[Data records]
-- BEGIN --

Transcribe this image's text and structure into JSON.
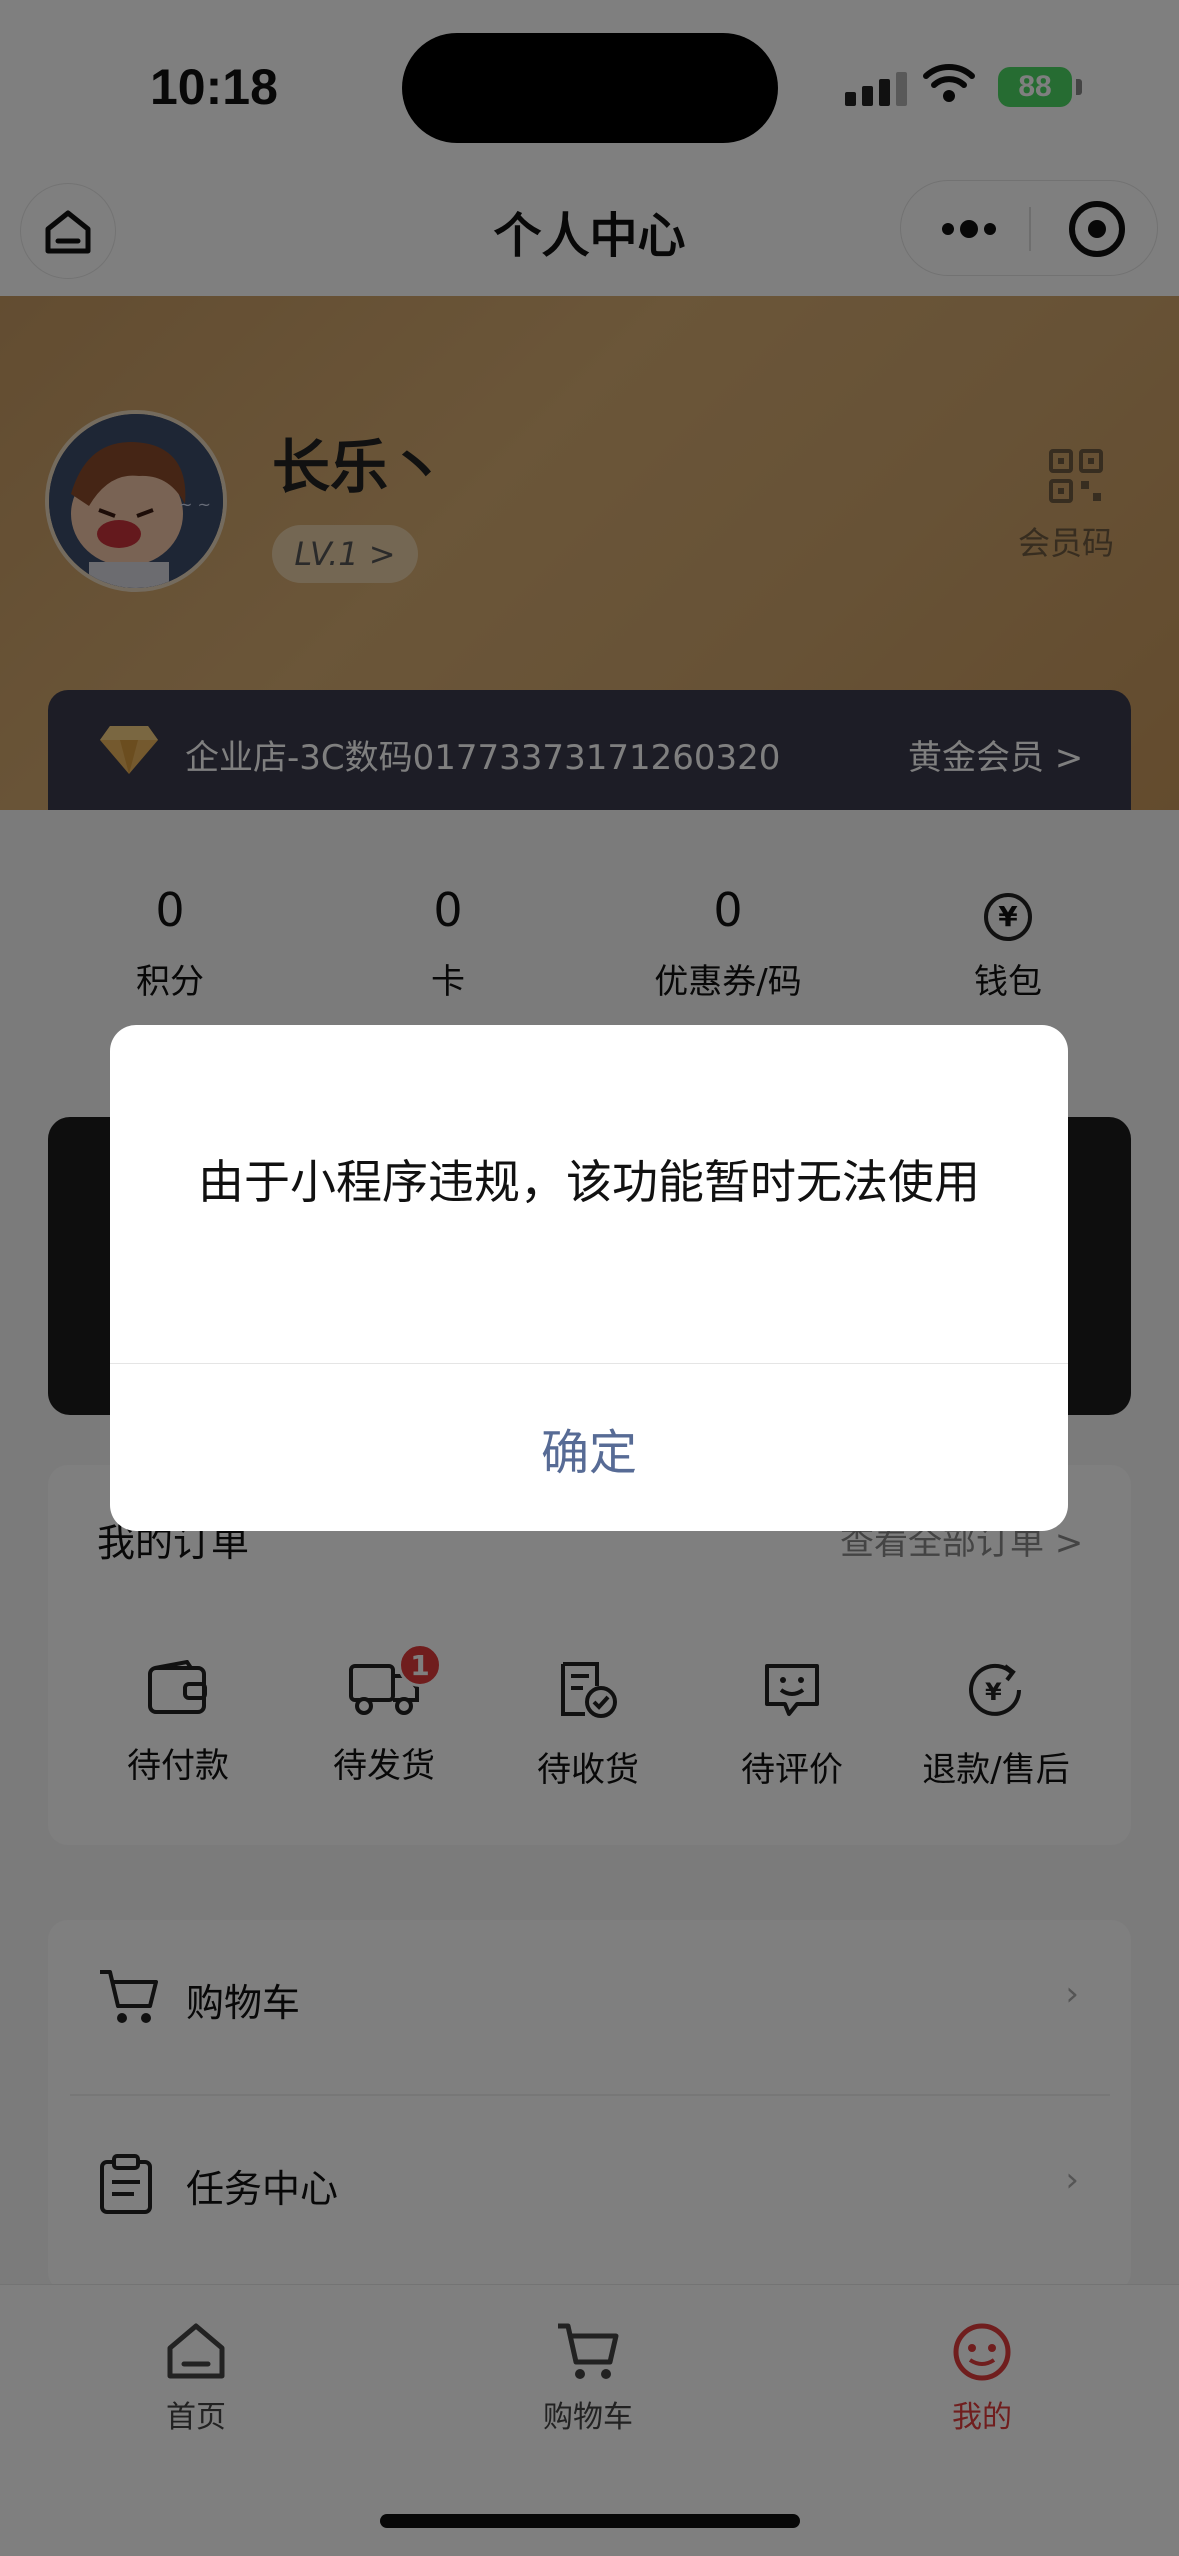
{
  "status_bar": {
    "time": "10:18",
    "battery": "88"
  },
  "nav": {
    "title": "个人中心"
  },
  "profile": {
    "name": "长乐丶",
    "level": "LV.1 >",
    "qr_label": "会员码",
    "store": "企业店-3C数码01773373171260320",
    "tier": "黄金会员 >"
  },
  "stats": [
    {
      "value": "0",
      "label": "积分"
    },
    {
      "value": "0",
      "label": "卡"
    },
    {
      "value": "0",
      "label": "优惠券/码"
    },
    {
      "value": "",
      "label": "钱包",
      "icon": "yen-wallet-icon"
    }
  ],
  "orders": {
    "title": "我的订单",
    "view_all": "查看全部订单 >",
    "items": [
      {
        "label": "待付款",
        "icon": "wallet-icon"
      },
      {
        "label": "待发货",
        "icon": "truck-icon",
        "badge": "1"
      },
      {
        "label": "待收货",
        "icon": "receipt-check-icon"
      },
      {
        "label": "待评价",
        "icon": "smile-chat-icon"
      },
      {
        "label": "退款/售后",
        "icon": "refund-icon"
      }
    ]
  },
  "menu": [
    {
      "label": "购物车",
      "icon": "cart-icon"
    },
    {
      "label": "任务中心",
      "icon": "clipboard-icon"
    }
  ],
  "tabbar": [
    {
      "label": "首页",
      "icon": "home-icon"
    },
    {
      "label": "购物车",
      "icon": "cart-icon"
    },
    {
      "label": "我的",
      "icon": "profile-icon",
      "active": true
    }
  ],
  "modal": {
    "message": "由于小程序违规，该功能暂时无法使用",
    "confirm": "确定"
  },
  "colors": {
    "accent": "#e03c3c",
    "modal_button": "#576b95",
    "member_bar": "#3b3a4d"
  }
}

-- END --

Where a line of the data holds "icon", show that line.

* **ANSWER TO THE PROBLEM**:
      "icon": "yen-wallet-icon"
        "icon": "wallet-icon"
        "icon": "truck-icon",
        "icon": "receipt-check-icon"
        "icon": "smile-chat-icon"
        "icon": "refund-icon"
      "icon": "cart-icon"
      "icon": "clipboard-icon"
      "icon": "home-icon"
      "icon": "cart-icon"
      "icon": "profile-icon",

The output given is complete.